* start RECORDS *

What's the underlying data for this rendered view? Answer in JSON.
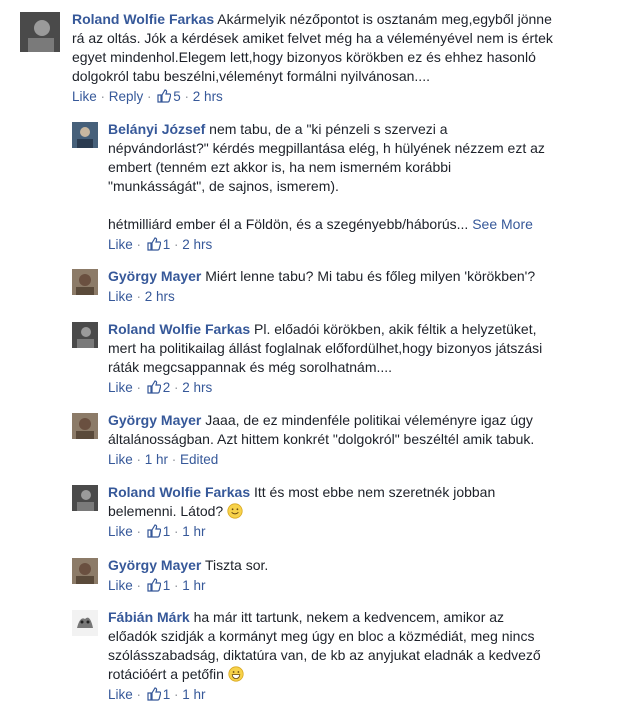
{
  "comments": [
    {
      "author": "Roland Wolfie Farkas",
      "text": "Akármelyik nézőpontot is osztanám meg,egyből jönne\nrá az oltás. Jók a kérdések amiket felvet még ha a véleményével nem is értek\negyet mindenhol.Elegem lett,hogy bizonyos körökben ez és ehhez hasonló\ndolgokról tabu beszélni,véleményt formálni nyilvánosan....",
      "like": "Like",
      "reply": "Reply",
      "likes": "5",
      "time": "2 hrs",
      "icon": "avatar-photo-icon"
    },
    {
      "author": "Belányi József",
      "text": "nem tabu, de a \"ki pénzeli s szervezi a\nnépvándorlást?\" kérdés megpillantása elég, h hülyének nézzem ezt az\nembert (tenném ezt akkor is, ha nem ismerném korábbi\n\"munkásságát\", de sajnos, ismerem).\n\nhétmilliárd ember él a Földön, és a szegényebb/háborús...",
      "see_more": "See More",
      "like": "Like",
      "likes": "1",
      "time": "2 hrs",
      "icon": "avatar-photo-icon"
    },
    {
      "author": "György Mayer",
      "text": "Miért lenne tabu? Mi tabu és főleg milyen 'körökben'?",
      "like": "Like",
      "time": "2 hrs",
      "icon": "avatar-photo-icon"
    },
    {
      "author": "Roland Wolfie Farkas",
      "text": "Pl. előadói körökben, akik féltik a helyzetüket,\nmert ha politikailag állást foglalnak előfordülhet,hogy bizonyos játszási\nráták megcsappannak és még sorolhatnám....",
      "like": "Like",
      "likes": "2",
      "time": "2 hrs",
      "icon": "avatar-photo-icon"
    },
    {
      "author": "György Mayer",
      "text": "Jaaa, de ez mindenféle politikai véleményre igaz úgy\náltalánosságban. Azt hittem konkrét \"dolgokról\" beszéltél amik tabuk.",
      "like": "Like",
      "time": "1 hr",
      "edited": "Edited",
      "icon": "avatar-photo-icon"
    },
    {
      "author": "Roland Wolfie Farkas",
      "text": "Itt és most ebbe nem szeretnék jobban\nbelemenni. Látod?",
      "emoji": "smile-emoji-icon",
      "like": "Like",
      "likes": "1",
      "time": "1 hr",
      "icon": "avatar-photo-icon"
    },
    {
      "author": "György Mayer",
      "text": "Tiszta sor.",
      "like": "Like",
      "likes": "1",
      "time": "1 hr",
      "icon": "avatar-photo-icon"
    },
    {
      "author": "Fábián Márk",
      "text": "ha már itt tartunk, nekem a kedvencem, amikor az\nelőadók szidják a kormányt meg úgy en bloc a közmédiát, meg nincs\nszólásszabadság, diktatúra van, de kb az anyjukat eladnák a kedvező\nrotációért a petőfin",
      "emoji": "grin-emoji-icon",
      "like": "Like",
      "likes": "1",
      "time": "1 hr",
      "icon": "avatar-photo-icon"
    }
  ],
  "colors": {
    "link": "#365899",
    "meta": "#90949c",
    "text": "#1d2129"
  }
}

* end RECORDS *

EXERCISE BRIEF:
Quote the entries above word for word. Leave the images out.

RESPONSE TO THIS EXERCISE:
What's the underlying data for this rendered view? Answer in JSON.
{
  "comments": [
    {
      "author": "Roland Wolfie Farkas",
      "text": "Akármelyik nézőpontot is osztanám meg,egyből jönne\nrá az oltás. Jók a kérdések amiket felvet még ha a véleményével nem is értek\negyet mindenhol.Elegem lett,hogy bizonyos körökben ez és ehhez hasonló\ndolgokról tabu beszélni,véleményt formálni nyilvánosan....",
      "like": "Like",
      "reply": "Reply",
      "likes": "5",
      "time": "2 hrs",
      "icon": "avatar-photo-icon"
    },
    {
      "author": "Belányi József",
      "text": "nem tabu, de a \"ki pénzeli s szervezi a\nnépvándorlást?\" kérdés megpillantása elég, h hülyének nézzem ezt az\nembert (tenném ezt akkor is, ha nem ismerném korábbi\n\"munkásságát\", de sajnos, ismerem).\n\nhétmilliárd ember él a Földön, és a szegényebb/háborús...",
      "see_more": "See More",
      "like": "Like",
      "likes": "1",
      "time": "2 hrs",
      "icon": "avatar-photo-icon"
    },
    {
      "author": "György Mayer",
      "text": "Miért lenne tabu? Mi tabu és főleg milyen 'körökben'?",
      "like": "Like",
      "time": "2 hrs",
      "icon": "avatar-photo-icon"
    },
    {
      "author": "Roland Wolfie Farkas",
      "text": "Pl. előadói körökben, akik féltik a helyzetüket,\nmert ha politikailag állást foglalnak előfordülhet,hogy bizonyos játszási\nráták megcsappannak és még sorolhatnám....",
      "like": "Like",
      "likes": "2",
      "time": "2 hrs",
      "icon": "avatar-photo-icon"
    },
    {
      "author": "György Mayer",
      "text": "Jaaa, de ez mindenféle politikai véleményre igaz úgy\náltalánosságban. Azt hittem konkrét \"dolgokról\" beszéltél amik tabuk.",
      "like": "Like",
      "time": "1 hr",
      "edited": "Edited",
      "icon": "avatar-photo-icon"
    },
    {
      "author": "Roland Wolfie Farkas",
      "text": "Itt és most ebbe nem szeretnék jobban\nbelemenni. Látod?",
      "emoji": "smile-emoji-icon",
      "like": "Like",
      "likes": "1",
      "time": "1 hr",
      "icon": "avatar-photo-icon"
    },
    {
      "author": "György Mayer",
      "text": "Tiszta sor.",
      "like": "Like",
      "likes": "1",
      "time": "1 hr",
      "icon": "avatar-photo-icon"
    },
    {
      "author": "Fábián Márk",
      "text": "ha már itt tartunk, nekem a kedvencem, amikor az\nelőadók szidják a kormányt meg úgy en bloc a közmédiát, meg nincs\nszólásszabadság, diktatúra van, de kb az anyjukat eladnák a kedvező\nrotációért a petőfin",
      "emoji": "grin-emoji-icon",
      "like": "Like",
      "likes": "1",
      "time": "1 hr",
      "icon": "avatar-photo-icon"
    }
  ],
  "colors": {
    "link": "#365899",
    "meta": "#90949c",
    "text": "#1d2129"
  }
}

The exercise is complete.